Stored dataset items
--- START ---

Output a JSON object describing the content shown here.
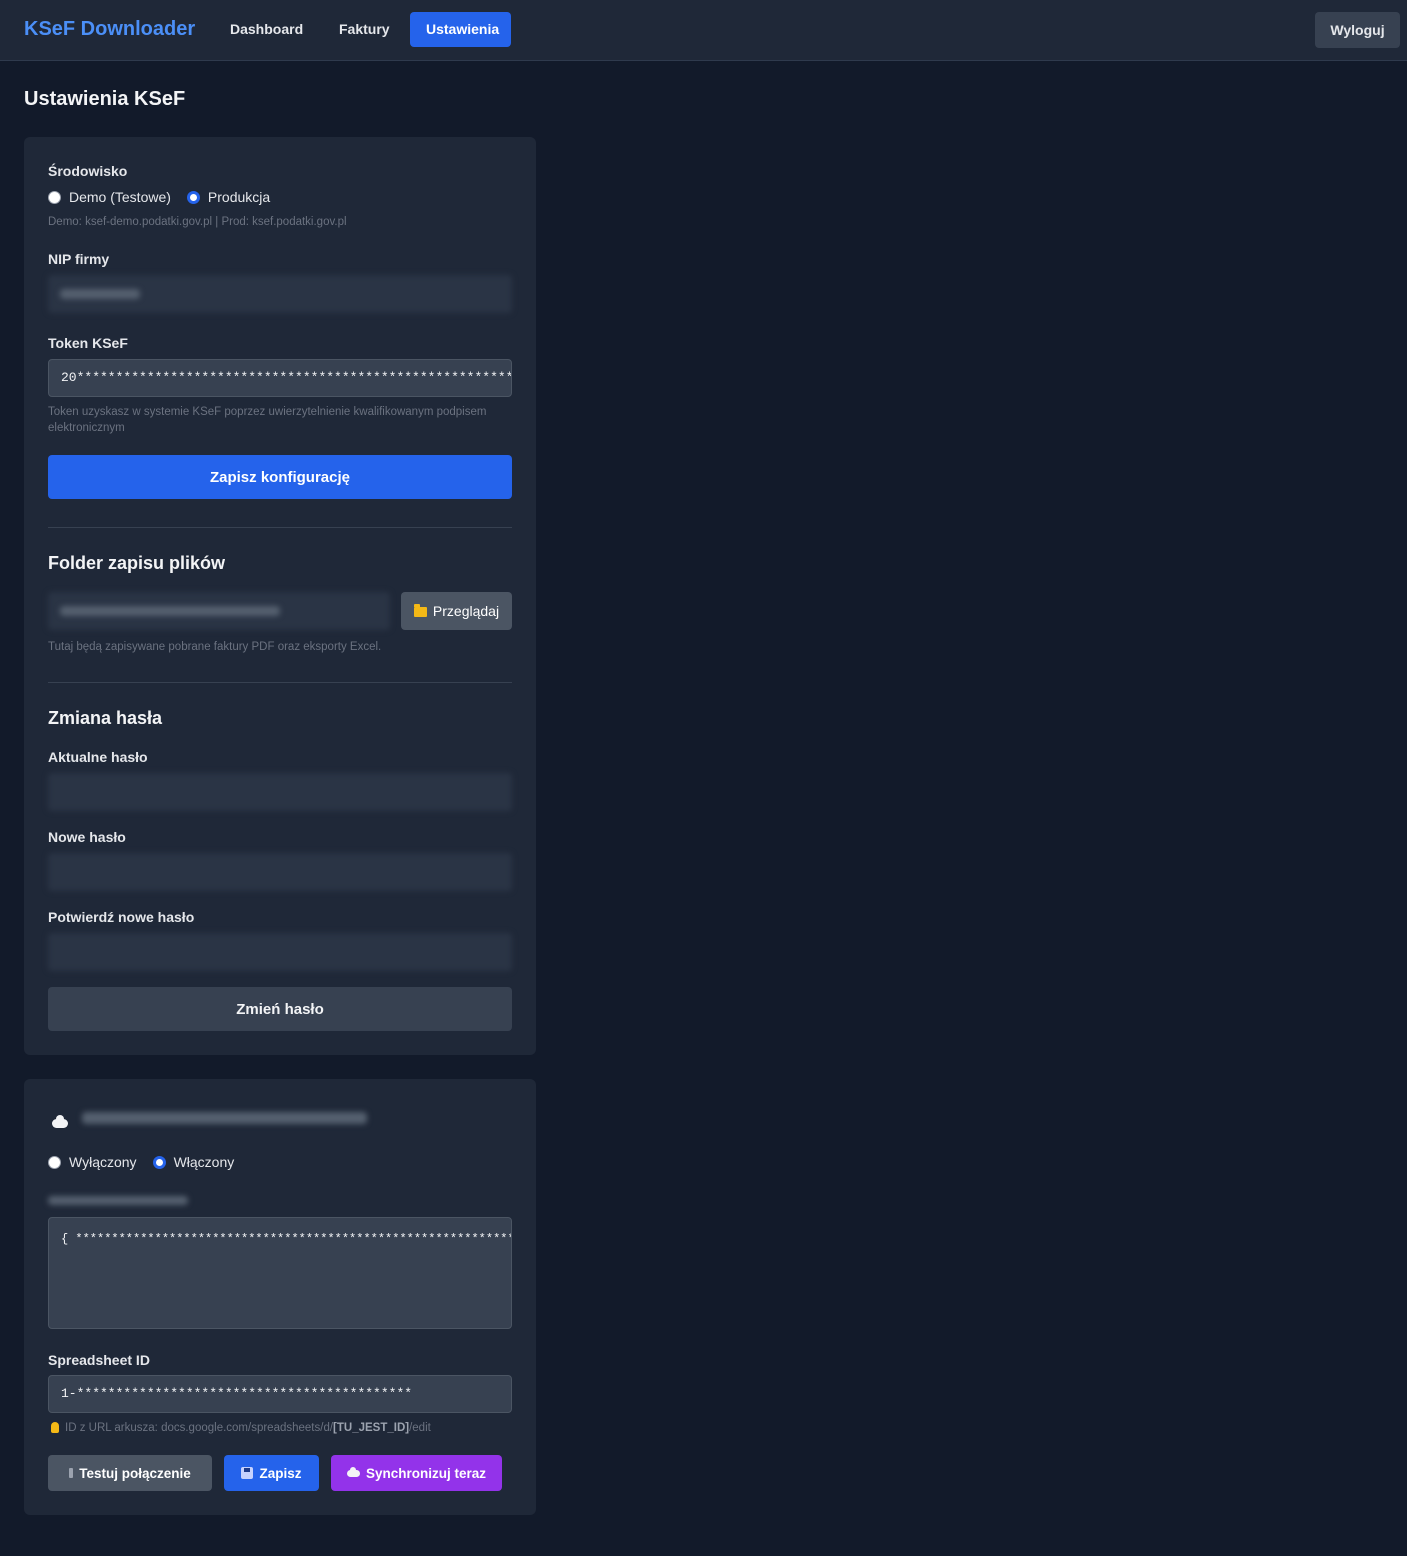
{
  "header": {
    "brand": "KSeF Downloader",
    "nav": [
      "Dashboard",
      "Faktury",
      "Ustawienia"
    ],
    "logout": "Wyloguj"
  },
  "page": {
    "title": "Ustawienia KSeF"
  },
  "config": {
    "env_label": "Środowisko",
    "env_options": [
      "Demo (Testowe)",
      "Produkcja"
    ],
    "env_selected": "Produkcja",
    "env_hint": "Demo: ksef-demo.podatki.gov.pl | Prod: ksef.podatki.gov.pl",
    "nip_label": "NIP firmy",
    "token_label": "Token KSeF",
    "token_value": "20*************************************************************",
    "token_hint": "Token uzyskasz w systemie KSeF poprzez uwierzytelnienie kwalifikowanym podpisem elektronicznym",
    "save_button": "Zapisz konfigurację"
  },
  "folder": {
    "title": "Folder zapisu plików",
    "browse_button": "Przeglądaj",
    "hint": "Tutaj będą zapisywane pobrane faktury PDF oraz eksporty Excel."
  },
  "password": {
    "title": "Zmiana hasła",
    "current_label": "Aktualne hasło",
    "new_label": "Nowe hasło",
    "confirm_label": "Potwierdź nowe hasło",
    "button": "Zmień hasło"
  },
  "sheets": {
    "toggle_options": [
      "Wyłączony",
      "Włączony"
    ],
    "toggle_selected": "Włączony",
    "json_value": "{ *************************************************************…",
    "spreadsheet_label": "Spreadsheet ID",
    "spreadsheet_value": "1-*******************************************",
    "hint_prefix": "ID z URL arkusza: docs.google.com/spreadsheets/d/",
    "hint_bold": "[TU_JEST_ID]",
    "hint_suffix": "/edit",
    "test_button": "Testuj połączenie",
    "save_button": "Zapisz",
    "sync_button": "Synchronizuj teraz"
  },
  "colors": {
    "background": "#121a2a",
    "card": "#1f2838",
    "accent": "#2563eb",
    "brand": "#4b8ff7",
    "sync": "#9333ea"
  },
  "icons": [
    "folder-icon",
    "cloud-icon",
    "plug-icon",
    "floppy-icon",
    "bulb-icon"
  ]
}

--- END ---
--- START ---

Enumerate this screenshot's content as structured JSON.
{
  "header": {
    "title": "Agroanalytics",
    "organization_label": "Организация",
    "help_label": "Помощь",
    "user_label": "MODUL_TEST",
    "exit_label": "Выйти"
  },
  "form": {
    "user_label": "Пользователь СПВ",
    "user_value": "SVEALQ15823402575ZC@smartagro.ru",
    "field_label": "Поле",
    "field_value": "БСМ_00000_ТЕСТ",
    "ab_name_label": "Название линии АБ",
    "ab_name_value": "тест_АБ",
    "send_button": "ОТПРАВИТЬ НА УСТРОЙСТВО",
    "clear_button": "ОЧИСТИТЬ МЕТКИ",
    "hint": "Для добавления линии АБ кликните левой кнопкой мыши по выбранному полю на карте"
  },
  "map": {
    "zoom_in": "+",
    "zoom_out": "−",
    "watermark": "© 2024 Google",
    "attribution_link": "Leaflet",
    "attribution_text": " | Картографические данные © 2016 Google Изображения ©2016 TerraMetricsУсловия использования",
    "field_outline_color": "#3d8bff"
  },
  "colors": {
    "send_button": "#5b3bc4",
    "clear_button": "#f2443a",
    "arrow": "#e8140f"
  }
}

--- END ---
--- START ---

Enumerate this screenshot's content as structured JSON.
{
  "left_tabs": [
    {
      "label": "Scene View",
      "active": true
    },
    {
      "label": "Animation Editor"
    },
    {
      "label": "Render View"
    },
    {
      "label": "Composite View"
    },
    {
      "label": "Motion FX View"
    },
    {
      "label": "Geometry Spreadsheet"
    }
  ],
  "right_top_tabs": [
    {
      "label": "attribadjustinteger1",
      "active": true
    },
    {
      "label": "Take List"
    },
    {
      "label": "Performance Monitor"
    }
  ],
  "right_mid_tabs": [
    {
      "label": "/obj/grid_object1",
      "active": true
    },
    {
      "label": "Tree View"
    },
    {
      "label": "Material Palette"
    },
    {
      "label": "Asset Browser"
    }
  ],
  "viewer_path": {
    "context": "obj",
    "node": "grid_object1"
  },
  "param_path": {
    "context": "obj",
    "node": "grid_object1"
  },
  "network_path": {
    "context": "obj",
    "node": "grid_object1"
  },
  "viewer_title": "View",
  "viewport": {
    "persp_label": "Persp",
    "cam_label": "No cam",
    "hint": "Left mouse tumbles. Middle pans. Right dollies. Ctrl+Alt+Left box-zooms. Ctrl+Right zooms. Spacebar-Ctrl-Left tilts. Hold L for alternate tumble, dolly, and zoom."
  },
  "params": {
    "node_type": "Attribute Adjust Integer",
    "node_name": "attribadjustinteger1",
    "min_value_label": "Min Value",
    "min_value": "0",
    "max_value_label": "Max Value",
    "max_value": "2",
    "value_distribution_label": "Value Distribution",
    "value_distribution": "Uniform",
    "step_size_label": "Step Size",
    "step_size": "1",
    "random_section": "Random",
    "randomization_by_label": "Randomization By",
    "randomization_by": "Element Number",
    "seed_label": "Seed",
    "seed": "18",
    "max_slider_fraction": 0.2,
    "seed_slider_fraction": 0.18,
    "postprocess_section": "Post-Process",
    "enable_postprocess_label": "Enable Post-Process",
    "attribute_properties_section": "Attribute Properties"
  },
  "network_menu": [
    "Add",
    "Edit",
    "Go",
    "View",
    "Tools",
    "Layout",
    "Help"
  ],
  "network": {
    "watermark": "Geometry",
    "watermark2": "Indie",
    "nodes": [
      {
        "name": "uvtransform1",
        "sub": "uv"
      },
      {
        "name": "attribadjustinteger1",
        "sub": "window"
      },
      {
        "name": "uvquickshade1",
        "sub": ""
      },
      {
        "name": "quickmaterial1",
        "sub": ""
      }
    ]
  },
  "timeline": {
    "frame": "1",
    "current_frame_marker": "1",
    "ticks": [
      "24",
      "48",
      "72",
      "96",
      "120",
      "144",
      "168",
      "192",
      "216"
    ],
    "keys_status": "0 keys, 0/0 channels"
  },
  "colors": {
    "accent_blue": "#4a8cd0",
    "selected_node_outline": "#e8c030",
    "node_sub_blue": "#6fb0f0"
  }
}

--- END ---

■ **The request**
Where does the word "hasło" appear in the listing? List each line that holds it.

■ **Task output**
    "current_label": "Aktualne hasło",
    "new_label": "Nowe hasło",
    "confirm_label": "Potwierdź nowe hasło",
    "button": "Zmień hasło"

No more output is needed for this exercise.